* OBJECTIVE
Would you transcribe the whole listing exactly, minus its pictures?

* GIVEN DATA
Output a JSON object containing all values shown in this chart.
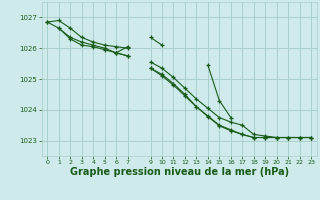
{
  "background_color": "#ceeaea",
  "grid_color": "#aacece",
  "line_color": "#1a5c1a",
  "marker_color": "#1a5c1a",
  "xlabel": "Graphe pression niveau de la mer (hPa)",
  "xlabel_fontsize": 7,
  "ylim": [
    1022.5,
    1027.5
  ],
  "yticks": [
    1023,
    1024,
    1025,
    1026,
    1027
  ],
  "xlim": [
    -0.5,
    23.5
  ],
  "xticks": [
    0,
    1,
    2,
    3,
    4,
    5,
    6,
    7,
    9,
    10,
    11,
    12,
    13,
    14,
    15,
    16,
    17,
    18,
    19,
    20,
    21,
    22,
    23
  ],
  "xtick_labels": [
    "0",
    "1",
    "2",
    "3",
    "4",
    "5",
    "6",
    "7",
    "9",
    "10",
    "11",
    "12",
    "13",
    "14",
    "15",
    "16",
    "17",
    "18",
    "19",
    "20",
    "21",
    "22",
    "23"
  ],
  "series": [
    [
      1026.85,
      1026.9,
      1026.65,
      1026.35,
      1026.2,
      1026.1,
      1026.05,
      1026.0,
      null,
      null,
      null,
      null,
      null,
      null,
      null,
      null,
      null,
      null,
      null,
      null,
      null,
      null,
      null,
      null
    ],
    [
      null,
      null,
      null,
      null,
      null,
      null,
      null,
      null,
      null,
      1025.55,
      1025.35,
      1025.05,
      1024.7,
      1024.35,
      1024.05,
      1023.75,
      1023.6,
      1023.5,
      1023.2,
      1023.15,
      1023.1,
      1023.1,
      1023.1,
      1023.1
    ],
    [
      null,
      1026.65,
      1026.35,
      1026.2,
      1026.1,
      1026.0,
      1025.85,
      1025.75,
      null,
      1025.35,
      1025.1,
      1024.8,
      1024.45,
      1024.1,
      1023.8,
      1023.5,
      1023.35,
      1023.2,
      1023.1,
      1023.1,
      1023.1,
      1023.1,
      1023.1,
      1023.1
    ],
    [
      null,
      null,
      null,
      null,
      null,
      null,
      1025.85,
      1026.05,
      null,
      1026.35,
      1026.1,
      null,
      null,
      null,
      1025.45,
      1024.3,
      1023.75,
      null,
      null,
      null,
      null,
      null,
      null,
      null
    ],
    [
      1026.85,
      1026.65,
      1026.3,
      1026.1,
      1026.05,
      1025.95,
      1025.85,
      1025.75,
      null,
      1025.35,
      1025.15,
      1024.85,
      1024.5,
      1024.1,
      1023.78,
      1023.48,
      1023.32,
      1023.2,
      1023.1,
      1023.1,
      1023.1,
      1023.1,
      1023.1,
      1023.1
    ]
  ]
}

* RESULT OF THE EXERCISE
Output a JSON object containing all values shown in this chart.
{
  "background_color": "#ceeaea",
  "grid_color": "#aacece",
  "line_color": "#1a5c1a",
  "marker_color": "#1a5c1a",
  "xlabel": "Graphe pression niveau de la mer (hPa)",
  "xlabel_fontsize": 7,
  "ylim": [
    1022.5,
    1027.5
  ],
  "yticks": [
    1023,
    1024,
    1025,
    1026,
    1027
  ],
  "xlim": [
    -0.5,
    23.5
  ],
  "xticks": [
    0,
    1,
    2,
    3,
    4,
    5,
    6,
    7,
    9,
    10,
    11,
    12,
    13,
    14,
    15,
    16,
    17,
    18,
    19,
    20,
    21,
    22,
    23
  ],
  "xtick_labels": [
    "0",
    "1",
    "2",
    "3",
    "4",
    "5",
    "6",
    "7",
    "9",
    "10",
    "11",
    "12",
    "13",
    "14",
    "15",
    "16",
    "17",
    "18",
    "19",
    "20",
    "21",
    "22",
    "23"
  ],
  "series": [
    [
      1026.85,
      1026.9,
      1026.65,
      1026.35,
      1026.2,
      1026.1,
      1026.05,
      1026.0,
      null,
      null,
      null,
      null,
      null,
      null,
      null,
      null,
      null,
      null,
      null,
      null,
      null,
      null,
      null,
      null
    ],
    [
      null,
      null,
      null,
      null,
      null,
      null,
      null,
      null,
      null,
      1025.55,
      1025.35,
      1025.05,
      1024.7,
      1024.35,
      1024.05,
      1023.75,
      1023.6,
      1023.5,
      1023.2,
      1023.15,
      1023.1,
      1023.1,
      1023.1,
      1023.1
    ],
    [
      null,
      1026.65,
      1026.35,
      1026.2,
      1026.1,
      1026.0,
      1025.85,
      1025.75,
      null,
      1025.35,
      1025.1,
      1024.8,
      1024.45,
      1024.1,
      1023.8,
      1023.5,
      1023.35,
      1023.2,
      1023.1,
      1023.1,
      1023.1,
      1023.1,
      1023.1,
      1023.1
    ],
    [
      null,
      null,
      null,
      null,
      null,
      null,
      1025.85,
      1026.05,
      null,
      1026.35,
      1026.1,
      null,
      null,
      null,
      1025.45,
      1024.3,
      1023.75,
      null,
      null,
      null,
      null,
      null,
      null,
      null
    ],
    [
      1026.85,
      1026.65,
      1026.3,
      1026.1,
      1026.05,
      1025.95,
      1025.85,
      1025.75,
      null,
      1025.35,
      1025.15,
      1024.85,
      1024.5,
      1024.1,
      1023.78,
      1023.48,
      1023.32,
      1023.2,
      1023.1,
      1023.1,
      1023.1,
      1023.1,
      1023.1,
      1023.1
    ]
  ]
}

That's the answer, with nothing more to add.